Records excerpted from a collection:
— START —

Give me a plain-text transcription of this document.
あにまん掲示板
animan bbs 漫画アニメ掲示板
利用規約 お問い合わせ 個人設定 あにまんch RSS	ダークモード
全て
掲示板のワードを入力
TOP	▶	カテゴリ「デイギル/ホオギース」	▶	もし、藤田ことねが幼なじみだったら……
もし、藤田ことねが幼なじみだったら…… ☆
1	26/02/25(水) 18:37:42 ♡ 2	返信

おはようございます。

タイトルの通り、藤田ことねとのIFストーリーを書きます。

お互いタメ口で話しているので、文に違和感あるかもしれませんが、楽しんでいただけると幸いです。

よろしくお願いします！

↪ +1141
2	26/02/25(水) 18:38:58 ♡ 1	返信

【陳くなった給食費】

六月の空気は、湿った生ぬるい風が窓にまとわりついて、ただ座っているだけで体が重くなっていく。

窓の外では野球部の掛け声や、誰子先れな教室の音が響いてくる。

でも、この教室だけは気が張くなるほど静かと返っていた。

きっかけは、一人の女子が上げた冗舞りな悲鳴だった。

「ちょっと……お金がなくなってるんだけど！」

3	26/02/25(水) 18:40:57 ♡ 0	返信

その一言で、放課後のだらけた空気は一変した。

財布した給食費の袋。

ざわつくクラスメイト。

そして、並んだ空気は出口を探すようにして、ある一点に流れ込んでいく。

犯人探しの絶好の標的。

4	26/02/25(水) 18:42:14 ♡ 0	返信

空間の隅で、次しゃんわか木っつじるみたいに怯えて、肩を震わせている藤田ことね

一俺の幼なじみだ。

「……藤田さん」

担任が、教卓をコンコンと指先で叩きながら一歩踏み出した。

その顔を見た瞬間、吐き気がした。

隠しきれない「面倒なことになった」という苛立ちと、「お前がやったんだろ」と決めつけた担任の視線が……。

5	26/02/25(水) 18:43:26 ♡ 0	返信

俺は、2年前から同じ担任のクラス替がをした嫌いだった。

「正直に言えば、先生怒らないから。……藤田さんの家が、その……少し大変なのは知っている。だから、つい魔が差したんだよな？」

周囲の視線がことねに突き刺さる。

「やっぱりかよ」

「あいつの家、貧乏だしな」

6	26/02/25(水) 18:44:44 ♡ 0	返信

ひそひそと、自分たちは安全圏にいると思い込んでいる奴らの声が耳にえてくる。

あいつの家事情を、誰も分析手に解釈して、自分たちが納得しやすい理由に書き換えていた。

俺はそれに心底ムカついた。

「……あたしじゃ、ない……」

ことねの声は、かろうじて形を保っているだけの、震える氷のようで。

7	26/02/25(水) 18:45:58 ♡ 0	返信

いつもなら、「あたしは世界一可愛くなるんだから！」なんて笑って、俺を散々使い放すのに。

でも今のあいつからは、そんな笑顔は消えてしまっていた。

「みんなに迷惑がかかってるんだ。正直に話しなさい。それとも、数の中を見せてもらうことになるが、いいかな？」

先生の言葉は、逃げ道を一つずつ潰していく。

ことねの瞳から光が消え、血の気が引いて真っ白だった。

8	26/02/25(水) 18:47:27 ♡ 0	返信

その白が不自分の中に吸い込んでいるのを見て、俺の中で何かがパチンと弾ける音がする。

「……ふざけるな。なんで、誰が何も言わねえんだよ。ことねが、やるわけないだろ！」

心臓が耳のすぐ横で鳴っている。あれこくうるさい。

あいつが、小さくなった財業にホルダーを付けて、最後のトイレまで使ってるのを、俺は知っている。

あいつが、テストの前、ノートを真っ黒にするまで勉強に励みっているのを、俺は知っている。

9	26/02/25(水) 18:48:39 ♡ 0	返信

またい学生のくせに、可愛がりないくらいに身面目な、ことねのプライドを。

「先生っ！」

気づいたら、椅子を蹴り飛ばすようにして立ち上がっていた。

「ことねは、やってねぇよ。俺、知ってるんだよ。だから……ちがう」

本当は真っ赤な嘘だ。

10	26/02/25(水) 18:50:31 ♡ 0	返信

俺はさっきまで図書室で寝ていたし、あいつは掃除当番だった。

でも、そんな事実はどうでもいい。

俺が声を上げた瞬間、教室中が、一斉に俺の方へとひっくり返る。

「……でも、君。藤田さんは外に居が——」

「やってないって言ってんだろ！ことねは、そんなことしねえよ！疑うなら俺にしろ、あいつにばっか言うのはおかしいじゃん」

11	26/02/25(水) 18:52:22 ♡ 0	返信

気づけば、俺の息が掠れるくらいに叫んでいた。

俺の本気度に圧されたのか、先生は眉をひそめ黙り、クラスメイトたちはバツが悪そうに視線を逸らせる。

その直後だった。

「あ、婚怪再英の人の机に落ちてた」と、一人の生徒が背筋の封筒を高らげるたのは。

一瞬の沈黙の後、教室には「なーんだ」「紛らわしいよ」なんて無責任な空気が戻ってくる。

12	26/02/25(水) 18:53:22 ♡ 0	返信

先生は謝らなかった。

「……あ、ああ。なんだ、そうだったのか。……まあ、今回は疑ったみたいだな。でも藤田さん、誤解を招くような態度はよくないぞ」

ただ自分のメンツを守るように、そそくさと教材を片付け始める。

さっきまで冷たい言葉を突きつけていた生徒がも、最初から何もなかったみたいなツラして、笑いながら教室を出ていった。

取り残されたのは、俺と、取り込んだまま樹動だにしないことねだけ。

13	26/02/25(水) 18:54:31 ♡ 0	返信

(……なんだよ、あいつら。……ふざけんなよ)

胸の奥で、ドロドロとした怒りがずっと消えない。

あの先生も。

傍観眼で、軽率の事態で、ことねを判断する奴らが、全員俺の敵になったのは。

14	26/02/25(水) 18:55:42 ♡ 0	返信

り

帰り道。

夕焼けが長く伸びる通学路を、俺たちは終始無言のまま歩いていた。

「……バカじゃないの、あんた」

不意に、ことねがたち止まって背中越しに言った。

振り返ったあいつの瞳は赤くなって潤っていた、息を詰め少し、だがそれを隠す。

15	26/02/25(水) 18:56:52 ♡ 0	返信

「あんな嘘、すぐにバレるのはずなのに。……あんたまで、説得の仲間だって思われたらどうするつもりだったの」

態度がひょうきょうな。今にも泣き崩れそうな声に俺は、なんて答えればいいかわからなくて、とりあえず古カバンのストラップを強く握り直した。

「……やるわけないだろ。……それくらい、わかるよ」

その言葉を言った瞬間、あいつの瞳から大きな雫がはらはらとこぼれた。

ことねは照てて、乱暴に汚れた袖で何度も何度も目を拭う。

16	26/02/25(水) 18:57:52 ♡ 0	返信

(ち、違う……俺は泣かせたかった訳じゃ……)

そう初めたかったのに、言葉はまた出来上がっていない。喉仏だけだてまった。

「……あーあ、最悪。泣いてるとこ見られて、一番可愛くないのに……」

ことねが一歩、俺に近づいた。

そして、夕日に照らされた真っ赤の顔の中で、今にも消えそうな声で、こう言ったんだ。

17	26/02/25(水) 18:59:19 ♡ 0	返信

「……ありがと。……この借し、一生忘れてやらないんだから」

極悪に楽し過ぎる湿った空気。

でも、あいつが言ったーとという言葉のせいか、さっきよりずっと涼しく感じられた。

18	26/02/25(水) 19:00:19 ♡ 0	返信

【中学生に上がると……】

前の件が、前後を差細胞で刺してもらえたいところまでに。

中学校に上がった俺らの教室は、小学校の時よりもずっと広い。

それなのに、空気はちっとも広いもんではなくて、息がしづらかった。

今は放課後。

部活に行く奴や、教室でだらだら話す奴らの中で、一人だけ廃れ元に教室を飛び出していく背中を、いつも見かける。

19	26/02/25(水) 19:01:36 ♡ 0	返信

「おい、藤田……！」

— END —

Copy out the whole listing exactly; please set it all down.

Give me a plain-text transcription of this document.
あにまん掲示板
animan bbs 漫画アニメ掲示板
利用規約 お問い合わせ 個人設定 あにまんch RSS	ダークモード
全て
掲示板のワードを入力
TOP	▶	カテゴリ「デイギル/ホオギース」	▶	もし、藤田ことねが幼なじみだったら……
もし、藤田ことねが幼なじみだったら…… ☆
1	26/02/25(水) 18:37:42 ♡ 2	返信

おはようございます。

タイトルの通り、藤田ことねとのIFストーリーを書きます。

お互いタメ口で話しているので、文に違和感あるかもしれませんが、楽しんでいただけると幸いです。

よろしくお願いします！

↪ +1141
2	26/02/25(水) 18:38:58 ♡ 1	返信

【陳くなった給食費】

六月の空気は、湿った生ぬるい風が窓にまとわりついて、ただ座っているだけで体が重くなっていく。

窓の外では野球部の掛け声や、誰子先れな教室の音が響いてくる。

でも、この教室だけは気が張くなるほど静かと返っていた。

きっかけは、一人の女子が上げた冗舞りな悲鳴だった。

「ちょっと……お金がなくなってるんだけど！」

3	26/02/25(水) 18:40:57 ♡ 0	返信

その一言で、放課後のだらけた空気は一変した。

財布した給食費の袋。

ざわつくクラスメイト。

そして、並んだ空気は出口を探すようにして、ある一点に流れ込んでいく。

犯人探しの絶好の標的。

4	26/02/25(水) 18:42:14 ♡ 0	返信

空間の隅で、次しゃんわか木っつじるみたいに怯えて、肩を震わせている藤田ことね

一俺の幼なじみだ。

「……藤田さん」

担任が、教卓をコンコンと指先で叩きながら一歩踏み出した。

その顔を見た瞬間、吐き気がした。

隠しきれない「面倒なことになった」という苛立ちと、「お前がやったんだろ」と決めつけた担任の視線が……。

5	26/02/25(水) 18:43:26 ♡ 0	返信

俺は、2年前から同じ担任のクラス替がをした嫌いだった。

「正直に言えば、先生怒らないから。……藤田さんの家が、その……少し大変なのは知っている。だから、つい魔が差したんだよな？」

周囲の視線がことねに突き刺さる。

「やっぱりかよ」

「あいつの家、貧乏だしな」

6	26/02/25(水) 18:44:44 ♡ 0	返信

ひそひそと、自分たちは安全圏にいると思い込んでいる奴らの声が耳にえてくる。

あいつの家事情を、誰も分析手に解釈して、自分たちが納得しやすい理由に書き換えていた。

俺はそれに心底ムカついた。

「……あたしじゃ、ない……」

ことねの声は、かろうじて形を保っているだけの、震える氷のようで。

7	26/02/25(水) 18:45:58 ♡ 0	返信

いつもなら、「あたしは世界一可愛くなるんだから！」なんて笑って、俺を散々使い放すのに。

でも今のあいつからは、そんな笑顔は消えてしまっていた。

「みんなに迷惑がかかってるんだ。正直に話しなさい。それとも、数の中を見せてもらうことになるが、いいかな？」

先生の言葉は、逃げ道を一つずつ潰していく。

ことねの瞳から光が消え、血の気が引いて真っ白だった。

8	26/02/25(水) 18:47:27 ♡ 0	返信

その白が不自分の中に吸い込んでいるのを見て、俺の中で何かがパチンと弾ける音がする。

「……ふざけるな。なんで、誰が何も言わねえんだよ。ことねが、やるわけないだろ！」

心臓が耳のすぐ横で鳴っている。あれこくうるさい。

あいつが、小さくなった財業にホルダーを付けて、最後のトイレまで使ってるのを、俺は知っている。

あいつが、テストの前、ノートを真っ黒にするまで勉強に励みっているのを、俺は知っている。

9	26/02/25(水) 18:48:39 ♡ 0	返信

またい学生のくせに、可愛がりないくらいに身面目な、ことねのプライドを。

「先生っ！」

気づいたら、椅子を蹴り飛ばすようにして立ち上がっていた。

「ことねは、やってねぇよ。俺、知ってるんだよ。だから……ちがう」

本当は真っ赤な嘘だ。

10	26/02/25(水) 18:50:31 ♡ 0	返信

俺はさっきまで図書室で寝ていたし、あいつは掃除当番だった。

でも、そんな事実はどうでもいい。

俺が声を上げた瞬間、教室中が、一斉に俺の方へとひっくり返る。

「……でも、君。藤田さんは外に居が——」

「やってないって言ってんだろ！ことねは、そんなことしねえよ！疑うなら俺にしろ、あいつにばっか言うのはおかしいじゃん」

11	26/02/25(水) 18:52:22 ♡ 0	返信

気づけば、俺の息が掠れるくらいに叫んでいた。

俺の本気度に圧されたのか、先生は眉をひそめ黙り、クラスメイトたちはバツが悪そうに視線を逸らせる。

その直後だった。

「あ、婚怪再英の人の机に落ちてた」と、一人の生徒が背筋の封筒を高らげるたのは。

一瞬の沈黙の後、教室には「なーんだ」「紛らわしいよ」なんて無責任な空気が戻ってくる。

12	26/02/25(水) 18:53:22 ♡ 0	返信

先生は謝らなかった。

「……あ、ああ。なんだ、そうだったのか。……まあ、今回は疑ったみたいだな。でも藤田さん、誤解を招くような態度はよくないぞ」

ただ自分のメンツを守るように、そそくさと教材を片付け始める。

さっきまで冷たい言葉を突きつけていた生徒がも、最初から何もなかったみたいなツラして、笑いながら教室を出ていった。

取り残されたのは、俺と、取り込んだまま樹動だにしないことねだけ。

13	26/02/25(水) 18:54:31 ♡ 0	返信

(……なんだよ、あいつら。……ふざけんなよ)

胸の奥で、ドロドロとした怒りがずっと消えない。

あの先生も。

傍観眼で、軽率の事態で、ことねを判断する奴らが、全員俺の敵になったのは。

14	26/02/25(水) 18:55:42 ♡ 0	返信

り

帰り道。

夕焼けが長く伸びる通学路を、俺たちは終始無言のまま歩いていた。

「……バカじゃないの、あんた」

不意に、ことねがたち止まって背中越しに言った。

振り返ったあいつの瞳は赤くなって潤っていた、息を詰め少し、だがそれを隠す。

15	26/02/25(水) 18:56:52 ♡ 0	返信

「あんな嘘、すぐにバレるのはずなのに。……あんたまで、説得の仲間だって思われたらどうするつもりだったの」

態度がひょうきょうな。今にも泣き崩れそうな声に俺は、なんて答えればいいかわからなくて、とりあえず古カバンのストラップを強く握り直した。

「……やるわけないだろ。……それくらい、わかるよ」

その言葉を言った瞬間、あいつの瞳から大きな雫がはらはらとこぼれた。

ことねは照てて、乱暴に汚れた袖で何度も何度も目を拭う。

16	26/02/25(水) 18:57:52 ♡ 0	返信

(ち、違う……俺は泣かせたかった訳じゃ……)

そう初めたかったのに、言葉はまた出来上がっていない。喉仏だけだてまった。

「……あーあ、最悪。泣いてるとこ見られて、一番可愛くないのに……」

ことねが一歩、俺に近づいた。

そして、夕日に照らされた真っ赤の顔の中で、今にも消えそうな声で、こう言ったんだ。

17	26/02/25(水) 18:59:19 ♡ 0	返信

「……ありがと。……この借し、一生忘れてやらないんだから」

極悪に楽し過ぎる湿った空気。

でも、あいつが言ったーとという言葉のせいか、さっきよりずっと涼しく感じられた。

18	26/02/25(水) 19:00:19 ♡ 0	返信

【中学生に上がると……】

前の件が、前後を差細胞で刺してもらえたいところまでに。

中学校に上がった俺らの教室は、小学校の時よりもずっと広い。

それなのに、空気はちっとも広いもんではなくて、息がしづらかった。

今は放課後。

部活に行く奴や、教室でだらだら話す奴らの中で、一人だけ廃れ元に教室を飛び出していく背中を、いつも見かける。

19	26/02/25(水) 19:01:36 ♡ 0	返信

「おい、藤田……！」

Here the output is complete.